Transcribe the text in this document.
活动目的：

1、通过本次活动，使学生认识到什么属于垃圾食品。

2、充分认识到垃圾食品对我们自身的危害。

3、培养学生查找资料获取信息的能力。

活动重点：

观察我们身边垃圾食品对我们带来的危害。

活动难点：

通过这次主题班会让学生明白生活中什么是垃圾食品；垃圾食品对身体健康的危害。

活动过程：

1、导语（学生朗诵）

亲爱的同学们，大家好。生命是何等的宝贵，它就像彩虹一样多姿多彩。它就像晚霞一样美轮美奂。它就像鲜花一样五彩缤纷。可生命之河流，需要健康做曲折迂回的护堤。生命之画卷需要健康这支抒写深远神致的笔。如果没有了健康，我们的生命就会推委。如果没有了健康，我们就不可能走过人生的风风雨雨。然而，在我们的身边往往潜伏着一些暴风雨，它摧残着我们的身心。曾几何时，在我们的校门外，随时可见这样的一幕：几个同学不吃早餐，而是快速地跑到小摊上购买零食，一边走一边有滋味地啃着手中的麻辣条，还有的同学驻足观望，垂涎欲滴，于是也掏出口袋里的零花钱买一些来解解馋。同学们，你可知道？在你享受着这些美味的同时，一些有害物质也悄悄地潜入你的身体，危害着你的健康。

Goal.
Reproduce each entry above exactly, keeping every word.

Complete answer.
Transcribe the text in this document.
活动目的：

1、通过本次活动，使学生认识到什么属于垃圾食品。

2、充分认识到垃圾食品对我们自身的危害。

3、培养学生查找资料获取信息的能力。

活动重点：

观察我们身边垃圾食品对我们带来的危害。

活动难点：

通过这次主题班会让学生明白生活中什么是垃圾食品；垃圾食品对身体健康的危害。

活动过程：

1、导语（学生朗诵）

亲爱的同学们，大家好。生命是何等的宝贵，它就像彩虹一样多姿多彩。它就像晚霞一样美轮美奂。它就像鲜花一样五彩缤纷。可生命之河流，需要健康做曲折迂回的护堤。生命之画卷需要健康这支抒写深远神致的笔。如果没有了健康，我们的生命就会推委。如果没有了健康，我们就不可能走过人生的风风雨雨。然而，在我们的身边往往潜伏着一些暴风雨，它摧残着我们的身心。曾几何时，在我们的校门外，随时可见这样的一幕：几个同学不吃早餐，而是快速地跑到小摊上购买零食，一边走一边有滋味地啃着手中的麻辣条，还有的同学驻足观望，垂涎欲滴，于是也掏出口袋里的零花钱买一些来解解馋。同学们，你可知道？在你享受着这些美味的同时，一些有害物质也悄悄地潜入你的身体，危害着你的健康。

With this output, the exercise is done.